## Begin
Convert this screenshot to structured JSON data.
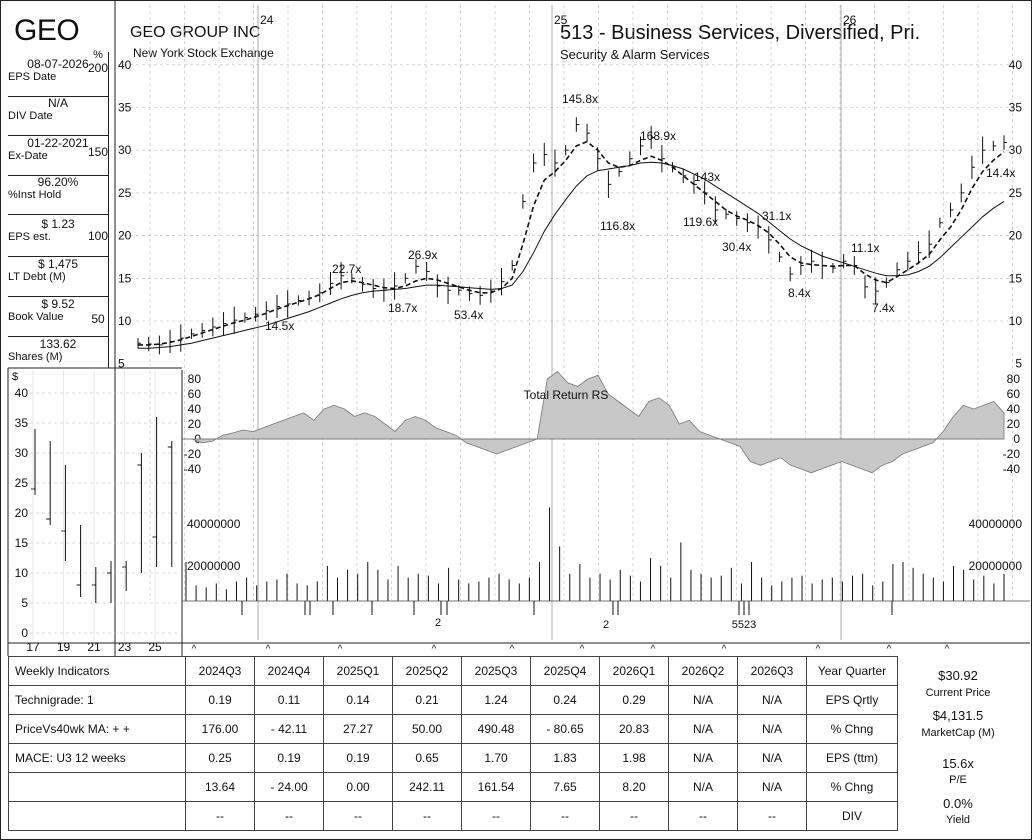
{
  "header": {
    "ticker": "GEO",
    "company": "GEO GROUP INC",
    "exchange": "New York Stock Exchange",
    "industry": "513 - Business Services, Diversified, Pri.",
    "sub_industry": "Security & Alarm Services"
  },
  "info": [
    {
      "value": "08-07-2026",
      "label": "EPS Date"
    },
    {
      "value": "N/A",
      "label": "DIV Date"
    },
    {
      "value": "01-22-2021",
      "label": "Ex-Date"
    },
    {
      "value": "96.20%",
      "label": "%Inst Hold"
    },
    {
      "value": "$ 1.23",
      "label": "EPS est."
    },
    {
      "value": "$ 1,475",
      "label": "LT Debt (M)"
    },
    {
      "value": "$ 9.52",
      "label": "Book Value"
    },
    {
      "value": "133.62",
      "label": "Shares (M)"
    }
  ],
  "chart_data": [
    {
      "type": "line",
      "name": "weekly-price",
      "year_labels": [
        "24",
        "25",
        "26"
      ],
      "y_ticks": [
        5,
        10,
        15,
        20,
        25,
        30,
        35,
        40
      ],
      "pct_ticks": [
        "%",
        "200",
        "150",
        "100",
        "50"
      ],
      "ylim": [
        5,
        40
      ],
      "series": [
        {
          "name": "Price",
          "values": [
            7.4,
            7.3,
            7.2,
            7.6,
            8.0,
            8.5,
            8.9,
            9.3,
            9.7,
            10.1,
            10.4,
            10.8,
            11.2,
            11.7,
            12.0,
            12.4,
            12.7,
            13.3,
            14.4,
            15.3,
            15.0,
            14.3,
            13.8,
            13.6,
            14.1,
            15.0,
            16.4,
            15.8,
            14.1,
            13.6,
            13.6,
            13.2,
            13.0,
            13.5,
            14.6,
            16.5,
            24.0,
            28.5,
            29.5,
            28.5,
            30.0,
            33.0,
            32.0,
            29.0,
            26.0,
            27.5,
            29.0,
            30.5,
            31.5,
            29.0,
            28.0,
            27.0,
            26.0,
            25.0,
            23.0,
            22.5,
            22.0,
            21.5,
            21.0,
            19.5,
            17.5,
            15.5,
            16.5,
            17.0,
            16.5,
            16.2,
            17.0,
            16.5,
            14.0,
            13.5,
            14.5,
            16.0,
            17.0,
            18.0,
            19.0,
            21.5,
            23.0,
            25.0,
            28.0,
            30.0,
            30.5,
            30.9
          ]
        },
        {
          "name": "Short MA",
          "style": "dashed",
          "values": [
            7.2,
            7.2,
            7.3,
            7.5,
            7.8,
            8.2,
            8.6,
            9.0,
            9.4,
            9.8,
            10.1,
            10.5,
            10.9,
            11.4,
            11.8,
            12.2,
            12.6,
            13.1,
            13.8,
            14.5,
            14.7,
            14.5,
            14.2,
            13.9,
            13.8,
            14.1,
            14.7,
            15.0,
            14.8,
            14.4,
            14.0,
            13.6,
            13.3,
            13.3,
            13.8,
            15.0,
            19.0,
            23.5,
            26.5,
            27.5,
            28.8,
            30.5,
            31.0,
            30.0,
            28.5,
            28.0,
            28.2,
            28.8,
            29.3,
            28.8,
            28.0,
            27.0,
            26.0,
            25.0,
            24.0,
            23.0,
            22.3,
            21.8,
            21.2,
            20.3,
            19.0,
            17.5,
            16.8,
            16.6,
            16.5,
            16.4,
            16.5,
            16.5,
            15.5,
            14.8,
            14.5,
            15.2,
            16.0,
            16.8,
            17.8,
            19.5,
            21.0,
            23.0,
            25.5,
            27.5,
            28.8,
            29.8
          ]
        },
        {
          "name": "Long MA",
          "style": "solid",
          "values": [
            6.8,
            6.8,
            6.9,
            7.0,
            7.2,
            7.4,
            7.7,
            8.0,
            8.3,
            8.6,
            8.9,
            9.2,
            9.5,
            9.9,
            10.3,
            10.7,
            11.1,
            11.6,
            12.1,
            12.6,
            13.0,
            13.3,
            13.5,
            13.6,
            13.7,
            13.8,
            14.0,
            14.2,
            14.2,
            14.1,
            14.0,
            13.9,
            13.8,
            13.7,
            13.8,
            14.2,
            15.8,
            18.0,
            20.5,
            22.5,
            24.2,
            25.8,
            27.0,
            27.6,
            27.8,
            28.0,
            28.2,
            28.5,
            28.6,
            28.5,
            28.2,
            27.8,
            27.2,
            26.6,
            25.8,
            25.0,
            24.2,
            23.4,
            22.6,
            21.6,
            20.6,
            19.6,
            18.8,
            18.2,
            17.6,
            17.2,
            16.8,
            16.4,
            16.0,
            15.6,
            15.3,
            15.3,
            15.4,
            15.8,
            16.4,
            17.4,
            18.6,
            19.8,
            21.0,
            22.2,
            23.2,
            24.0
          ]
        }
      ],
      "annotations": [
        "22.7x",
        "14.5x",
        "26.9x",
        "18.7x",
        "53.4x",
        "145.8x",
        "116.8x",
        "168.9x",
        "119.6x",
        "143x",
        "30.4x",
        "31.1x",
        "8.4x",
        "11.1x",
        "7.4x",
        "14.4x"
      ]
    },
    {
      "type": "area",
      "name": "Total Return RS",
      "title": "Total Return RS",
      "y_ticks": [
        80,
        60,
        40,
        20,
        0,
        -20,
        -40
      ],
      "ylim": [
        -50,
        90
      ],
      "values": [
        0,
        0,
        -5,
        -3,
        5,
        8,
        12,
        10,
        15,
        20,
        25,
        30,
        35,
        25,
        40,
        45,
        40,
        30,
        35,
        30,
        20,
        10,
        25,
        30,
        25,
        15,
        10,
        5,
        -5,
        -10,
        -15,
        -20,
        -15,
        -10,
        -5,
        0,
        80,
        90,
        75,
        70,
        80,
        85,
        60,
        50,
        40,
        30,
        50,
        55,
        45,
        20,
        25,
        10,
        5,
        0,
        -5,
        -10,
        -30,
        -35,
        -30,
        -25,
        -35,
        -40,
        -45,
        -40,
        -35,
        -30,
        -35,
        -40,
        -45,
        -35,
        -30,
        -20,
        -15,
        -10,
        -5,
        10,
        30,
        45,
        40,
        45,
        50,
        35
      ],
      "x_labels": [
        "17",
        "19",
        "21",
        "23",
        "25"
      ]
    },
    {
      "type": "bar",
      "name": "volume",
      "y_ticks": [
        "40000000",
        "20000000"
      ],
      "ylim": [
        0,
        50000000
      ],
      "values": [
        20,
        8,
        7,
        9,
        6,
        10,
        12,
        8,
        10,
        11,
        14,
        9,
        8,
        10,
        18,
        12,
        16,
        14,
        20,
        16,
        11,
        18,
        12,
        14,
        13,
        9,
        17,
        11,
        9,
        10,
        12,
        14,
        11,
        9,
        12,
        20,
        48,
        28,
        14,
        19,
        12,
        14,
        11,
        16,
        13,
        10,
        22,
        18,
        12,
        30,
        16,
        14,
        12,
        13,
        17,
        9,
        20,
        12,
        8,
        10,
        12,
        13,
        9,
        11,
        12,
        10,
        13,
        14,
        8,
        10,
        19,
        20,
        17,
        14,
        12,
        10,
        18,
        16,
        11,
        13,
        9,
        14
      ],
      "quarter_marks": [
        "2",
        "2",
        "5523"
      ]
    },
    {
      "type": "bar",
      "name": "inset-price-history",
      "y_ticks": [
        "0",
        "5",
        "10",
        "15",
        "20",
        "25",
        "30",
        "35",
        "40"
      ],
      "unit": "$",
      "x_labels": [
        "17",
        "19",
        "21",
        "23",
        "25"
      ],
      "ylim": [
        0,
        40
      ],
      "series": [
        {
          "name": "high",
          "values": [
            34,
            32,
            28,
            18,
            11,
            12,
            12,
            30,
            36,
            32
          ]
        },
        {
          "name": "low",
          "values": [
            23,
            18,
            12,
            6,
            5,
            5,
            7,
            10,
            11,
            11
          ]
        },
        {
          "name": "close",
          "values": [
            24,
            19,
            17,
            8,
            8,
            10,
            11,
            28,
            16,
            31
          ]
        }
      ]
    }
  ],
  "table": {
    "headers": [
      "Weekly Indicators",
      "2024Q3",
      "2024Q4",
      "2025Q1",
      "2025Q2",
      "2025Q3",
      "2025Q4",
      "2026Q1",
      "2026Q2",
      "2026Q3",
      "Year Quarter"
    ],
    "rows": [
      {
        "label": "Technigrade: 1",
        "cells": [
          "0.19",
          "0.11",
          "0.14",
          "0.21",
          "1.24",
          "0.24",
          "0.29",
          "N/A",
          "N/A"
        ],
        "tag": "EPS Qrtly"
      },
      {
        "label": "PriceVs40wk MA:  + +",
        "cells": [
          "176.00",
          "- 42.11",
          "27.27",
          "50.00",
          "490.48",
          "- 80.65",
          "20.83",
          "N/A",
          "N/A"
        ],
        "tag": "% Chng"
      },
      {
        "label": "MACE: U3  12 weeks",
        "cells": [
          "0.25",
          "0.19",
          "0.19",
          "0.65",
          "1.70",
          "1.83",
          "1.98",
          "N/A",
          "N/A"
        ],
        "tag": "EPS (ttm)"
      },
      {
        "label": "",
        "cells": [
          "13.64",
          "- 24.00",
          "0.00",
          "242.11",
          "161.54",
          "7.65",
          "8.20",
          "N/A",
          "N/A"
        ],
        "tag": "% Chng"
      },
      {
        "label": "",
        "cells": [
          "--",
          "--",
          "--",
          "--",
          "--",
          "--",
          "--",
          "--",
          "--"
        ],
        "tag": "DIV"
      }
    ]
  },
  "price_box": {
    "current_price": "$30.92",
    "current_price_label": "Current Price",
    "market_cap": "$4,131.5",
    "market_cap_label": "MarketCap (M)",
    "pe": "15.6x",
    "pe_label": "P/E",
    "yield": "0.0%",
    "yield_label": "Yield"
  },
  "colors": {
    "rs_fill": "#c8c8c8",
    "ink": "#111111"
  }
}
## End
What you have to do:
Which lines in the records above contain the string "Services"? Copy each one.

Completed task:
    "industry": "513 - Business Services, Diversified, Pri.",
    "sub_industry": "Security & Alarm Services"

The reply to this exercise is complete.